__Short problem__
Every entry must be repeated exactly. Exclude all pictures.

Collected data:
-------------------------
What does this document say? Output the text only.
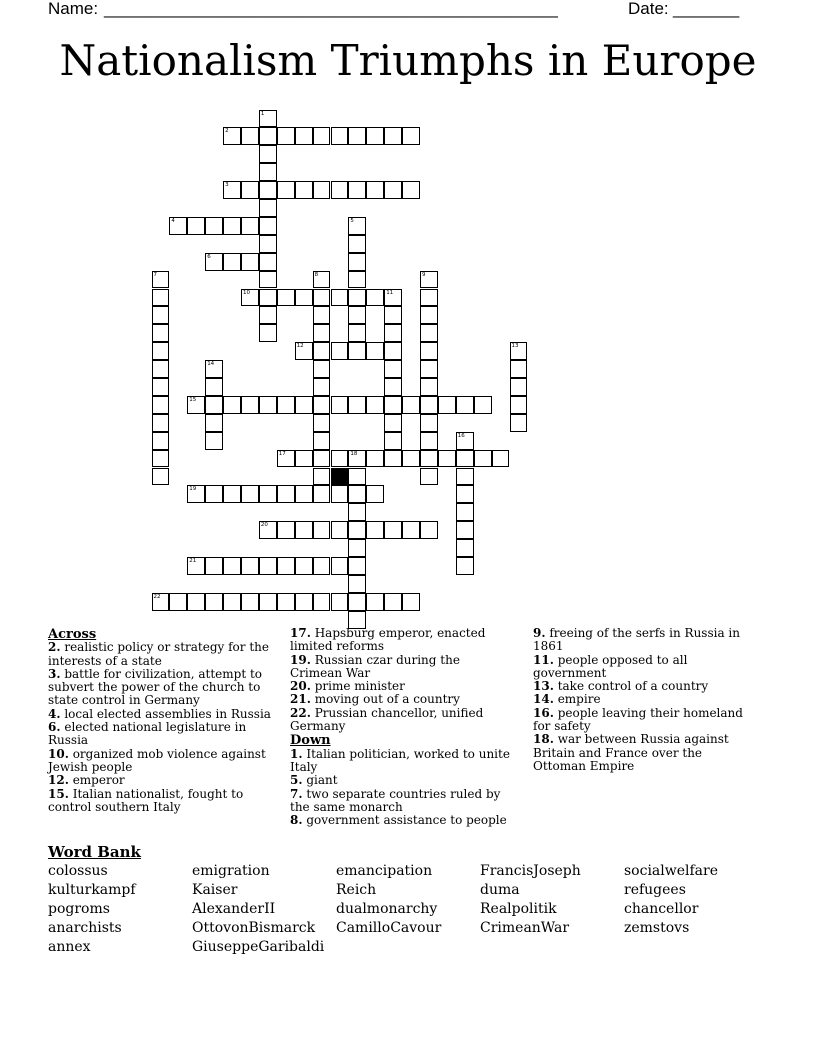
Name: ________________________________________________	Date: _______
Nationalism Triumphs in Europe
1
2
3
4	5
6
7	8	9
10	11
12	13
14
15
16
17	18
19
20
21
22
Across
2. realistic policy or strategy for the interests of a state
3. battle for civilization, attempt to subvert the power of the church to state control in Germany
4. local elected assemblies in Russia
6. elected national legislature in Russia
10. organized mob violence against Jewish people
12. emperor
15. Italian nationalist, fought to control southern Italy
17. Hapsburg emperor, enacted limited reforms
19. Russian czar during the Crimean War
20. prime minister
21. moving out of a country
22. Prussian chancellor, unified Germany
Down
1. Italian politician, worked to unite Italy
5. giant
7. two separate countries ruled by the same monarch
8. government assistance to people
9. freeing of the serfs in Russia in 1861
11. people opposed to all government
13. take control of a country
14. empire
16. people leaving their homeland for safety
18. war between Russia against Britain and France over the Ottoman Empire
Word Bank
colossus
kulturkampf
pogroms
anarchists
annex
emigration
Kaiser
AlexanderII
OttovonBismarck
GiuseppeGaribaldi
emancipation
Reich
dualmonarchy
CamilloCavour
FrancisJoseph
duma
Realpolitik
CrimeanWar
socialwelfare
refugees
chancellor
zemstovs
-------------------------
__Finished answer__
What does this document say? Output the text only.
Name: ________________________________________________	Date: _______
Nationalism Triumphs in Europe
1
2
3
4	5
6
7	8	9
10	11
12	13
14
15
16
17	18
19
20
21
22
Across
2. realistic policy or strategy for the interests of a state
3. battle for civilization, attempt to subvert the power of the church to state control in Germany
4. local elected assemblies in Russia
6. elected national legislature in Russia
10. organized mob violence against Jewish people
12. emperor
15. Italian nationalist, fought to control southern Italy
17. Hapsburg emperor, enacted limited reforms
19. Russian czar during the Crimean War
20. prime minister
21. moving out of a country
22. Prussian chancellor, unified Germany
Down
1. Italian politician, worked to unite Italy
5. giant
7. two separate countries ruled by the same monarch
8. government assistance to people
9. freeing of the serfs in Russia in 1861
11. people opposed to all government
13. take control of a country
14. empire
16. people leaving their homeland for safety
18. war between Russia against Britain and France over the Ottoman Empire
Word Bank
colossus
kulturkampf
pogroms
anarchists
annex
emigration
Kaiser
AlexanderII
OttovonBismarck
GiuseppeGaribaldi
emancipation
Reich
dualmonarchy
CamilloCavour
FrancisJoseph
duma
Realpolitik
CrimeanWar
socialwelfare
refugees
chancellor
zemstovs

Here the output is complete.